* **PROBLEM REQUIREMENTS**:
Identify and copy all lines of the material where the string "difference" is found.

* **DATASET EXCERPTS**:
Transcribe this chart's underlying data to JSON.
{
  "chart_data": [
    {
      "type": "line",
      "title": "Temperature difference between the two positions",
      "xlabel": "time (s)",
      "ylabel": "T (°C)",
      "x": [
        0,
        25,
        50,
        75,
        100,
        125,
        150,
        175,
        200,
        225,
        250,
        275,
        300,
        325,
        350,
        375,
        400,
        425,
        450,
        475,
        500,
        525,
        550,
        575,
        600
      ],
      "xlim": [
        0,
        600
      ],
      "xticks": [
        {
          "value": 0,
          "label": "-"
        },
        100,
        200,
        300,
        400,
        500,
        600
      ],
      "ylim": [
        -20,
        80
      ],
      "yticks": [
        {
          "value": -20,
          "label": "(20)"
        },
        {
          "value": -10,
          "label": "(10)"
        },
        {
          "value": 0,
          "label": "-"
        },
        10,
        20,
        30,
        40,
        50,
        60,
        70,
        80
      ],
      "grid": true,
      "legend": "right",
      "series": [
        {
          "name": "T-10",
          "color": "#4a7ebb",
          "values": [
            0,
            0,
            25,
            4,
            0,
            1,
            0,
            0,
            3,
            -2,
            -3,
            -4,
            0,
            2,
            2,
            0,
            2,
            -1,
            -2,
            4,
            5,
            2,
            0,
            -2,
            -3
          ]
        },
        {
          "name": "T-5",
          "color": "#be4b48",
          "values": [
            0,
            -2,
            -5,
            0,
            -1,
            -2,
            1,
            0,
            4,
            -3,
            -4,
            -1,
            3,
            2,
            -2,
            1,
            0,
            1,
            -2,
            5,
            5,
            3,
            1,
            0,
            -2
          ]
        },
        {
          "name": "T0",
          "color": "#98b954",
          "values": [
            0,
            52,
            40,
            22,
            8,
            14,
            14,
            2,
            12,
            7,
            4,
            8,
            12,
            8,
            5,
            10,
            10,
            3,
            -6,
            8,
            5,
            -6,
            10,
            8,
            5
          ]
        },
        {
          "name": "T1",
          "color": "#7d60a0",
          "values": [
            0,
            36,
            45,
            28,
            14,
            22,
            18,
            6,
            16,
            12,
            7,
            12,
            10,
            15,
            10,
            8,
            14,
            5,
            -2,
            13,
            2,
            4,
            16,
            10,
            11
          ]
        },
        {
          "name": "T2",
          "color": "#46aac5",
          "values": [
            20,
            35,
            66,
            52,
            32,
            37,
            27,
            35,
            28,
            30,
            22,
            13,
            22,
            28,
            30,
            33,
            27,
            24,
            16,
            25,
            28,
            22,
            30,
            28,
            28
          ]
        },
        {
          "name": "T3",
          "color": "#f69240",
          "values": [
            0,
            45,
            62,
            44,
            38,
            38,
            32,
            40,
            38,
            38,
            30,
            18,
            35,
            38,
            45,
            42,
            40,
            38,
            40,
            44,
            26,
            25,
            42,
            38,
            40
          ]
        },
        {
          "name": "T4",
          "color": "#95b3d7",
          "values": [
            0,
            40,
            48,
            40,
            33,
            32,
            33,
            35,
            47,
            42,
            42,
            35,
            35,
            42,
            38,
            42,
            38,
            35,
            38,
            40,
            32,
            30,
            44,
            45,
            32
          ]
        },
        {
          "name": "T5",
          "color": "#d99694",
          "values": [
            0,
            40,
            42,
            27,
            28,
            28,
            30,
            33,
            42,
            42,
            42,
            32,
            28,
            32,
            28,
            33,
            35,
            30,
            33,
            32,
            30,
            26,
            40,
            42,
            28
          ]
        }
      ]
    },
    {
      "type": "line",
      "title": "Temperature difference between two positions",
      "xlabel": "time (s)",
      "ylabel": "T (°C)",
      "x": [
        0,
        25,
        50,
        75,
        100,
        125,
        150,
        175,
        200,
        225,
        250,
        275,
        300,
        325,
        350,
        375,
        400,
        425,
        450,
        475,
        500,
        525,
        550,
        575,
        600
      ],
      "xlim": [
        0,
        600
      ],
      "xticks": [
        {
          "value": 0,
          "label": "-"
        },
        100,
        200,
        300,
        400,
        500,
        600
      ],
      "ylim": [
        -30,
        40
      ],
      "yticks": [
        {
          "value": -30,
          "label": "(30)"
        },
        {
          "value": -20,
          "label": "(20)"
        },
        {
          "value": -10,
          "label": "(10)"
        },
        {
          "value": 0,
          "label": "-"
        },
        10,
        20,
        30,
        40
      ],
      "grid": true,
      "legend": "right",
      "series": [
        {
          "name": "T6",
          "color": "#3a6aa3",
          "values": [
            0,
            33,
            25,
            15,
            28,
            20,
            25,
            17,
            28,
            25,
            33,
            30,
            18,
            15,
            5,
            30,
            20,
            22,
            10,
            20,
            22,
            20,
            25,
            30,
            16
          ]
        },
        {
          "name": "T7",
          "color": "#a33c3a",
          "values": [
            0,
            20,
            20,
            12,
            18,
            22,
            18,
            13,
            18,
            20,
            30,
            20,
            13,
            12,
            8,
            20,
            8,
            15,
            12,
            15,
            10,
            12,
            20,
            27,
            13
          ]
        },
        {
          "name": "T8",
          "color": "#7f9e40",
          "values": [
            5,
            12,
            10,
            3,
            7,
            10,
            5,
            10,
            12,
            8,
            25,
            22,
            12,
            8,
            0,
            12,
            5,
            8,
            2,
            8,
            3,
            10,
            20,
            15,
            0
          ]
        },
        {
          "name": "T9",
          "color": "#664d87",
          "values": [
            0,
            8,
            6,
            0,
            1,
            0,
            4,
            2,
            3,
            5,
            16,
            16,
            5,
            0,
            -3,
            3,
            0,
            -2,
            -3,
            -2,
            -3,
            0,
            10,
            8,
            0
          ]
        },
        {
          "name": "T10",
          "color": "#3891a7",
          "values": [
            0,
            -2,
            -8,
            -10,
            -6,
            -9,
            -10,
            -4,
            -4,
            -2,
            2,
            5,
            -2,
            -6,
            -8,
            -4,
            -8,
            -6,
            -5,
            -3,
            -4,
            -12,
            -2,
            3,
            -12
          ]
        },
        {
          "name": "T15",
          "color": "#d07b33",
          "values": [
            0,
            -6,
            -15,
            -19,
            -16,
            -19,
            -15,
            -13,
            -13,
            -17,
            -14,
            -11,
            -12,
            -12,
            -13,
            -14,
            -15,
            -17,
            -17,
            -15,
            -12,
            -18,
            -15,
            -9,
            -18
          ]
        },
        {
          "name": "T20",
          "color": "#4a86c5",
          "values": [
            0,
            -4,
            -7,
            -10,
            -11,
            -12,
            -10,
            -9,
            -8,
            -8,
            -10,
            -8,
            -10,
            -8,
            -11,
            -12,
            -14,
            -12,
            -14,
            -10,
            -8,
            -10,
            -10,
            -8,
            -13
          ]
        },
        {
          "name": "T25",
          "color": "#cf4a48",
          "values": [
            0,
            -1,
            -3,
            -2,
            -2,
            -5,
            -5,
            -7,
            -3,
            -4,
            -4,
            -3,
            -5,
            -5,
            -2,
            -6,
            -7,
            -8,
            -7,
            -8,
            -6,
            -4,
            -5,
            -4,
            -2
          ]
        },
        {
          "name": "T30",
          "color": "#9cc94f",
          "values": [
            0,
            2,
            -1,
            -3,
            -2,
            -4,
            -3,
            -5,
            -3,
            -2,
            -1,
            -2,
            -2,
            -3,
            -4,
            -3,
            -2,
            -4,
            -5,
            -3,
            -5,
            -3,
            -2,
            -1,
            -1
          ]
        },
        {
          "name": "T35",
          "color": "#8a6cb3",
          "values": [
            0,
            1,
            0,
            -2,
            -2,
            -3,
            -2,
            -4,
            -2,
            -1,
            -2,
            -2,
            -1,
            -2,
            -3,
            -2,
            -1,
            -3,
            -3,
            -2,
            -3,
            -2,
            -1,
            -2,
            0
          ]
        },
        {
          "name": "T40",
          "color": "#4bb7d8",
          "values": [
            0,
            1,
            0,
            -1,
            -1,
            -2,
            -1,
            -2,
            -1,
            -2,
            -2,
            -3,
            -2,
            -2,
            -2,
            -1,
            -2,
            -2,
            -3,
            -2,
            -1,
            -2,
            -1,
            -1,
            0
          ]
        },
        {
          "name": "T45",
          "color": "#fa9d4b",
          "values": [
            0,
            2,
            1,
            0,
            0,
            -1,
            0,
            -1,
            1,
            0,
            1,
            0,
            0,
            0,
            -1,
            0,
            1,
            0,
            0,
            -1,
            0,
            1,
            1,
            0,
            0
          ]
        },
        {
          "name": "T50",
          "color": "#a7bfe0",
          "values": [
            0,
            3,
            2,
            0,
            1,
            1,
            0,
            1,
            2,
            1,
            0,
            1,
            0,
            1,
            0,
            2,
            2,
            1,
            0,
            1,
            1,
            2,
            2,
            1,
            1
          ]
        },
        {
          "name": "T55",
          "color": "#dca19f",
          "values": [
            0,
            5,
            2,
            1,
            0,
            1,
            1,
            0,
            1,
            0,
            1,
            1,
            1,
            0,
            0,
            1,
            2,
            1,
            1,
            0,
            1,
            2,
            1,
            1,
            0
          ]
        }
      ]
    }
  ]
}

* **SOLUTION**:
      "title": "Temperature difference between the two positions",
      "title": "Temperature difference between two positions",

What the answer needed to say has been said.